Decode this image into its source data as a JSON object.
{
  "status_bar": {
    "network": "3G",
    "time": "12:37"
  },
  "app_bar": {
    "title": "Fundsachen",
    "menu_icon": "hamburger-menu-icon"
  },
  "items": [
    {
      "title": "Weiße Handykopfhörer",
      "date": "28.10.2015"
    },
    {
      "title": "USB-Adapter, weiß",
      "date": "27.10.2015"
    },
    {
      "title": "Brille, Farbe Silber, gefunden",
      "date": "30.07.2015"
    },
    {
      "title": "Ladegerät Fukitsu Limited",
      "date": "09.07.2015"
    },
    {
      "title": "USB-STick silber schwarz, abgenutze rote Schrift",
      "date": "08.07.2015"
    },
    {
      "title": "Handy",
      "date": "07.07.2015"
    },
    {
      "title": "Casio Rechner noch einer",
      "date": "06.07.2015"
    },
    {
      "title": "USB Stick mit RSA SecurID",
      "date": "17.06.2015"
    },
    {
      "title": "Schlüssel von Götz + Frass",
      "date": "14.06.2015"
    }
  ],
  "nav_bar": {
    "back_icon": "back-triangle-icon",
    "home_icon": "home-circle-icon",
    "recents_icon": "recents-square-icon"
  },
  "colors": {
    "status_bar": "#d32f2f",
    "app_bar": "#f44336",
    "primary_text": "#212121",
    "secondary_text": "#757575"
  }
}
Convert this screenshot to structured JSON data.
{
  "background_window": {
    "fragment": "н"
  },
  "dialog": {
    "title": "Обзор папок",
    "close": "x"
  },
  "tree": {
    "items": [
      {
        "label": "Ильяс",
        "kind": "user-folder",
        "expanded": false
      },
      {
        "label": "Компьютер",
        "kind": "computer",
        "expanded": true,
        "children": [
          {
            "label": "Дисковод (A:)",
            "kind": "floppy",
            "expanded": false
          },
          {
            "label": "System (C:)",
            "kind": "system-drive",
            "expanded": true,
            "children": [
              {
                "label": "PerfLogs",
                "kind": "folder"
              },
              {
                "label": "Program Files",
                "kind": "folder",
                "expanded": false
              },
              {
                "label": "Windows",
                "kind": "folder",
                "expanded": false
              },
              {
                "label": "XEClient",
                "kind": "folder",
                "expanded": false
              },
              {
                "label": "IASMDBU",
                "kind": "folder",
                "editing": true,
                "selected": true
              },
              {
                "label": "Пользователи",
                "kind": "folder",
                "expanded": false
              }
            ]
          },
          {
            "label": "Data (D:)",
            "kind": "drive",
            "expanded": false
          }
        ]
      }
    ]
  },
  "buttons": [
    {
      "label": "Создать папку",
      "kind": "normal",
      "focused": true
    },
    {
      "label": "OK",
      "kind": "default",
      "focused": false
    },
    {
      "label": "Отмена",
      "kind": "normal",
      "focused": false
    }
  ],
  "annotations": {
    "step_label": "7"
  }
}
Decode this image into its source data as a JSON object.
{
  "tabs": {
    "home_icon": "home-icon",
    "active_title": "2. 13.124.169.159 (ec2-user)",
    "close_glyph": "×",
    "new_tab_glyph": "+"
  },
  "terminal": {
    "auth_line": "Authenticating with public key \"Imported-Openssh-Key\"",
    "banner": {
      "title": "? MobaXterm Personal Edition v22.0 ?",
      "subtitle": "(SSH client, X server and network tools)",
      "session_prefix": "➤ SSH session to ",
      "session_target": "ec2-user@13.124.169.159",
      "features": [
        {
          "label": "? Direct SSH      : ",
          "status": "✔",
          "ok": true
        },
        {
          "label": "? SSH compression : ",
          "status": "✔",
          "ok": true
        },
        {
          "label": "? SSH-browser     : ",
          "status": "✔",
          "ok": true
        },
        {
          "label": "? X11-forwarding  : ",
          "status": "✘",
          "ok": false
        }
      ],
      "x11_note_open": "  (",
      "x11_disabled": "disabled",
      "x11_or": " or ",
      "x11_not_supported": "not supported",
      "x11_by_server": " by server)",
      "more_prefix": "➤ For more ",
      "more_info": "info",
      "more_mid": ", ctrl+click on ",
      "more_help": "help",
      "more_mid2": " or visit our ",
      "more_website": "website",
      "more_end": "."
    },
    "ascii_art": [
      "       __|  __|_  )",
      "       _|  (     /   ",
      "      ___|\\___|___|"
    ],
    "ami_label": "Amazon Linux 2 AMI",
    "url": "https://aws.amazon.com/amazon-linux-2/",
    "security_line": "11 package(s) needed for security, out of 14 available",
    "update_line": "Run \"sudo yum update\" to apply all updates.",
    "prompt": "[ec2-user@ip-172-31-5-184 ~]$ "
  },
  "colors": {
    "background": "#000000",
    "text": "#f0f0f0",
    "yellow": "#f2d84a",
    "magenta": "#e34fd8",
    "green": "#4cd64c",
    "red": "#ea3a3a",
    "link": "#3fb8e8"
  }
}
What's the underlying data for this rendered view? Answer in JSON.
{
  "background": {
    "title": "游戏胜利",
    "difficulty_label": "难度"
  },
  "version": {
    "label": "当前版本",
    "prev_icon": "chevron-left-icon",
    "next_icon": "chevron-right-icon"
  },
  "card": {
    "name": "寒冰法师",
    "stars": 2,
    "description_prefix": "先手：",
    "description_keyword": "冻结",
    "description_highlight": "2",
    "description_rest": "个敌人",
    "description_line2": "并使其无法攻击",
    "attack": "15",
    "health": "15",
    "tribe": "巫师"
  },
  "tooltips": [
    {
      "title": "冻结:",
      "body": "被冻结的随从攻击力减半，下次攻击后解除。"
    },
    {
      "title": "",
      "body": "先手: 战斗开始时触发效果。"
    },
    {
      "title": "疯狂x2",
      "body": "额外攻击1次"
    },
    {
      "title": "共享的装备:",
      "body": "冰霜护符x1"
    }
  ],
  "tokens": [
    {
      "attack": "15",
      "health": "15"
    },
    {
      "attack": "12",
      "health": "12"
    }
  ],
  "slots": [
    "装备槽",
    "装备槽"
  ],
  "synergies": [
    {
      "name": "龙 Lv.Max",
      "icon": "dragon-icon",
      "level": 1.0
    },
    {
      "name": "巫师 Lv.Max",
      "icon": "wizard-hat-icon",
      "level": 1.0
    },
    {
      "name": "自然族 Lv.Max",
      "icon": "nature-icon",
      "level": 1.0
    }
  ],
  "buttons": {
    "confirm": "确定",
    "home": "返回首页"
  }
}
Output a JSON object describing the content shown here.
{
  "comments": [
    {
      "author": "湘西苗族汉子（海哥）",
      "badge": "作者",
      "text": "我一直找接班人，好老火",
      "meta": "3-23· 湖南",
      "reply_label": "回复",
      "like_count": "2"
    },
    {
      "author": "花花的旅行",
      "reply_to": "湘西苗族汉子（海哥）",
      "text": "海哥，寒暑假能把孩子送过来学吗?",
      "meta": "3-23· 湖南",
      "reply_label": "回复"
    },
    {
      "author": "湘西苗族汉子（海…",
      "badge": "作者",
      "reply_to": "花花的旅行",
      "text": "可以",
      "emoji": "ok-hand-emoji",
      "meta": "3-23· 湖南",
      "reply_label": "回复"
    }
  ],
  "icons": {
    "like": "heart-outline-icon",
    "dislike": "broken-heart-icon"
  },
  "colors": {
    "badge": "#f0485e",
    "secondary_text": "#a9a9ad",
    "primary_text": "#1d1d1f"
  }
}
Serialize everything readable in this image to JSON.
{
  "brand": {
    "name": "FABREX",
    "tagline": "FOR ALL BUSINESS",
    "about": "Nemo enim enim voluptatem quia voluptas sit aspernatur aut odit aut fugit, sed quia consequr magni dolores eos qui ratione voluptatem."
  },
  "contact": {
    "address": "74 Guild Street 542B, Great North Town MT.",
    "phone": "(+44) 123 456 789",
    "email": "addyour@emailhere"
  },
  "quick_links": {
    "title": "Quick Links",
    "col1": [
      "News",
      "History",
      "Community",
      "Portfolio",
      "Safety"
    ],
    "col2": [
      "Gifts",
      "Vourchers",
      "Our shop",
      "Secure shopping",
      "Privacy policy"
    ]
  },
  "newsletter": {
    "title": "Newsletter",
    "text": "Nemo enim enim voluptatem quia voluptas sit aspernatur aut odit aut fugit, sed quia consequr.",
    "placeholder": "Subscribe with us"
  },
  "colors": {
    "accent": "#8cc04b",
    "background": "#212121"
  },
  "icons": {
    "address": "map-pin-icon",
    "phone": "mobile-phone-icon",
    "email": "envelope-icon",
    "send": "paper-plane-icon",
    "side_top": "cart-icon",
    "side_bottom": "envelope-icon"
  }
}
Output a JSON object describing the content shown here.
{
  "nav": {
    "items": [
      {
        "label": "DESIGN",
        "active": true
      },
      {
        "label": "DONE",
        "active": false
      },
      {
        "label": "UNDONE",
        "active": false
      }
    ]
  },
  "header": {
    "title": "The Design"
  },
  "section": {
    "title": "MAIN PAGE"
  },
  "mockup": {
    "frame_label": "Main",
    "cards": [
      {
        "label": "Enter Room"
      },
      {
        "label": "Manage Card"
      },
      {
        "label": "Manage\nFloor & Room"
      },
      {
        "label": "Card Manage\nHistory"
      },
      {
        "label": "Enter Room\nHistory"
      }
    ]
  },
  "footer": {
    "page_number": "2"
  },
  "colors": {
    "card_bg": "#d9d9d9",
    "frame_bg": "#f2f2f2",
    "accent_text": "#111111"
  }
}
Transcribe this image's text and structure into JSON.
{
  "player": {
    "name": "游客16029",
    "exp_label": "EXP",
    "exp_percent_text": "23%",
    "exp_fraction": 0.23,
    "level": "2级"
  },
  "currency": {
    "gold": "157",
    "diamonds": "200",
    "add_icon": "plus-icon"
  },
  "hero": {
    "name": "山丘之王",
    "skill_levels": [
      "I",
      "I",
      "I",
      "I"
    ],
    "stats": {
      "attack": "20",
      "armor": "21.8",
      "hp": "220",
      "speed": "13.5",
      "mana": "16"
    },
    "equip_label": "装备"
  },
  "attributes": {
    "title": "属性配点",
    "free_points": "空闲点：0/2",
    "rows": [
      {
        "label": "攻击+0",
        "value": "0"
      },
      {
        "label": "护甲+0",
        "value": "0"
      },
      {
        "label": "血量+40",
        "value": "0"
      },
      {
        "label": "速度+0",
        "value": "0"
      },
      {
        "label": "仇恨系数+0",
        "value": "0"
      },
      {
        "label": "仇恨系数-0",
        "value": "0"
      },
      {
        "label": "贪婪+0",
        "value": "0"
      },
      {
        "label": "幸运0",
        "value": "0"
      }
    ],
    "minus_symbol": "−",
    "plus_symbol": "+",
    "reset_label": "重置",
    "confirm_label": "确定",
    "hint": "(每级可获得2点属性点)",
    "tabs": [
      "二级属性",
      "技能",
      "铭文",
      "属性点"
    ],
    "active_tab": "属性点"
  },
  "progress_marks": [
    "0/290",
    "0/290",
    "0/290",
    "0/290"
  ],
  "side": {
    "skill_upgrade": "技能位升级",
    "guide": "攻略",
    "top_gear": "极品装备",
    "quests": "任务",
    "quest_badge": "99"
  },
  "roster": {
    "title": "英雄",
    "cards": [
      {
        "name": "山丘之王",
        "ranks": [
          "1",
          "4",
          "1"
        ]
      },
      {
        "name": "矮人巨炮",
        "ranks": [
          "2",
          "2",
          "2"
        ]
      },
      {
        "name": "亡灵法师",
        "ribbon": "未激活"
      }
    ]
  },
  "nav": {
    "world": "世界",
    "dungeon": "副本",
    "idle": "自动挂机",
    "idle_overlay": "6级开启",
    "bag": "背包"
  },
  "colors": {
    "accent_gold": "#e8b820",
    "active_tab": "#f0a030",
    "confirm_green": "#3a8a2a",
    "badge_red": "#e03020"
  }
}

**Direction:** Filter out every line that lacks the word "user", and copy the rest.

**Worked solution:**
        "kind": "user-folder",
    "active_title": "2. 13.124.169.159 (ec2-user)",
      "session_target": "ec2-user@13.124.169.159",
    "prompt": "[ec2-user@ip-172-31-5-184 ~]$ "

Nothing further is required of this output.